+++ SUPPLIED RECORDS

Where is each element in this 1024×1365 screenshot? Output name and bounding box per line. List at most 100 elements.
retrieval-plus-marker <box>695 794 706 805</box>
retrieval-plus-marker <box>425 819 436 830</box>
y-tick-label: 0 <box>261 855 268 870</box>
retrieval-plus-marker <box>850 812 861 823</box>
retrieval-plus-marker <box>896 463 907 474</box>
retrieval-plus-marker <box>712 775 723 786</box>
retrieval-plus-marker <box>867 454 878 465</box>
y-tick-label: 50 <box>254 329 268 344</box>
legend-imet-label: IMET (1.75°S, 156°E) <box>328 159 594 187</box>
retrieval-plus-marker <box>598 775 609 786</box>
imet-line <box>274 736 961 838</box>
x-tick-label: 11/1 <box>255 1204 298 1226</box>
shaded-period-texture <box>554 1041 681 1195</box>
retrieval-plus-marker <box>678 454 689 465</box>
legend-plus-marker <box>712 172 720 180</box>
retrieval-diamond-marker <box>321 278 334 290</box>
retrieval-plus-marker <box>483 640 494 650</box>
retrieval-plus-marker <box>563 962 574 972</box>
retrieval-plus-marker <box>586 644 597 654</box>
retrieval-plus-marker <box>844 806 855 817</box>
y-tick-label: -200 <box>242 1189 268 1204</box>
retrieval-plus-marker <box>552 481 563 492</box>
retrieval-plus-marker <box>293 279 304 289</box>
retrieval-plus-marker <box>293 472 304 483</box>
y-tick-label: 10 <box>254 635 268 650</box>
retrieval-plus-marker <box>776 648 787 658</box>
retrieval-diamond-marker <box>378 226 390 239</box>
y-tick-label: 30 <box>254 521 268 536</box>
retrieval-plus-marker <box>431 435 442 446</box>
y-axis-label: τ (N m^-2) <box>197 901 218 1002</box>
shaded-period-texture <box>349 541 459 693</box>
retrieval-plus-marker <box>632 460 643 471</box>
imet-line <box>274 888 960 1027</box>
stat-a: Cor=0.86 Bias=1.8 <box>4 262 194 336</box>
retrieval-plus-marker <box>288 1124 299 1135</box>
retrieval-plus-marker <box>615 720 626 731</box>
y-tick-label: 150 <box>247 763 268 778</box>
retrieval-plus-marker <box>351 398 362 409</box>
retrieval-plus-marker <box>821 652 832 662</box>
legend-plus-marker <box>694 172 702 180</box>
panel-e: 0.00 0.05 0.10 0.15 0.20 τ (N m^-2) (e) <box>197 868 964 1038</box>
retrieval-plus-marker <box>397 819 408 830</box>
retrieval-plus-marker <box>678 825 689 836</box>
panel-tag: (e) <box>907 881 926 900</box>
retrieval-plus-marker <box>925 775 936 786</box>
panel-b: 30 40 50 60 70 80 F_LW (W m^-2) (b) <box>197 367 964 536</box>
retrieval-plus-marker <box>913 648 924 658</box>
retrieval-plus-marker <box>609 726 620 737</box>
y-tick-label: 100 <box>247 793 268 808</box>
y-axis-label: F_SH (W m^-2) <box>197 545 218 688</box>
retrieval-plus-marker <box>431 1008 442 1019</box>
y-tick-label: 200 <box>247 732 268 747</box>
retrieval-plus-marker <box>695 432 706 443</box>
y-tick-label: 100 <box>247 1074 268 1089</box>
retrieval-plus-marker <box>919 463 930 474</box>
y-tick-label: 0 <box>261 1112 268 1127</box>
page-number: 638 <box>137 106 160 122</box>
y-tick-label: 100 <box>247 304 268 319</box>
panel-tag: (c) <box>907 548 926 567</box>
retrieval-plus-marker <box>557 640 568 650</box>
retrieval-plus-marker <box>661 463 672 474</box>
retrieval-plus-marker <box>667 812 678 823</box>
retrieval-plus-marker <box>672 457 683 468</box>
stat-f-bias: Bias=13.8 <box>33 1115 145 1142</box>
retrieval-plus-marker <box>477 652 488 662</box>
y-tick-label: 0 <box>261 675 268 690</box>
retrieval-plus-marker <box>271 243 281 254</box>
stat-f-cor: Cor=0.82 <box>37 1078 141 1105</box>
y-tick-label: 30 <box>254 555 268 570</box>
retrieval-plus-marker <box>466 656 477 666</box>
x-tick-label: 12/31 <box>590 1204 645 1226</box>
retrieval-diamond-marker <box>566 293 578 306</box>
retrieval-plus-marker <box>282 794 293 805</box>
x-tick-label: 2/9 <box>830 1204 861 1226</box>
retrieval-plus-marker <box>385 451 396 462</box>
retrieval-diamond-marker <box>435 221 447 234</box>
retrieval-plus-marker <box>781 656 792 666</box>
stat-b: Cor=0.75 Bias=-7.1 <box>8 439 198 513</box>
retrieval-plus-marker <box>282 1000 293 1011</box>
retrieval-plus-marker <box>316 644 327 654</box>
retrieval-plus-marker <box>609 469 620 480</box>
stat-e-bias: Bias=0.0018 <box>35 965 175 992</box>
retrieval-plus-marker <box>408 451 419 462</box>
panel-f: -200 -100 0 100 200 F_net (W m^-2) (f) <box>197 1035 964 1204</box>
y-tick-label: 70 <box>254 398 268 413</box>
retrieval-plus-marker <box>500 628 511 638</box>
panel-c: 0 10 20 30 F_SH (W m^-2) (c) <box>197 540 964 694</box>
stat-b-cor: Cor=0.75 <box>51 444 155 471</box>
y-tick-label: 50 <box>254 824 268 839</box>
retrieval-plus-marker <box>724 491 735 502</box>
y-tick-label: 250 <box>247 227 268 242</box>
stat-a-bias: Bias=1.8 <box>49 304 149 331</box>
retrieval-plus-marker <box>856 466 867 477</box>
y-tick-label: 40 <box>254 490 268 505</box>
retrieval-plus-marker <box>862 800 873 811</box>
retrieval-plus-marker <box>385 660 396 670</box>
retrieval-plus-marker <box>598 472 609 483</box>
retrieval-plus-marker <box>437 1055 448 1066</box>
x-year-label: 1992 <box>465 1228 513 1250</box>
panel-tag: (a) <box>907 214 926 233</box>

++++++

AIM:
Reproduce the listing unchanged from its first line through the line containing "x-tick-label: 11/1 <box>255", with that final line included.

REPLY:
Where is each element in this 1024×1365 screenshot? Output name and bounding box per line. List at most 100 elements.
retrieval-plus-marker <box>695 794 706 805</box>
retrieval-plus-marker <box>425 819 436 830</box>
y-tick-label: 0 <box>261 855 268 870</box>
retrieval-plus-marker <box>850 812 861 823</box>
retrieval-plus-marker <box>896 463 907 474</box>
retrieval-plus-marker <box>712 775 723 786</box>
retrieval-plus-marker <box>867 454 878 465</box>
y-tick-label: 50 <box>254 329 268 344</box>
legend-imet-label: IMET (1.75°S, 156°E) <box>328 159 594 187</box>
retrieval-plus-marker <box>598 775 609 786</box>
imet-line <box>274 736 961 838</box>
x-tick-label: 11/1 <box>255 1204 298 1226</box>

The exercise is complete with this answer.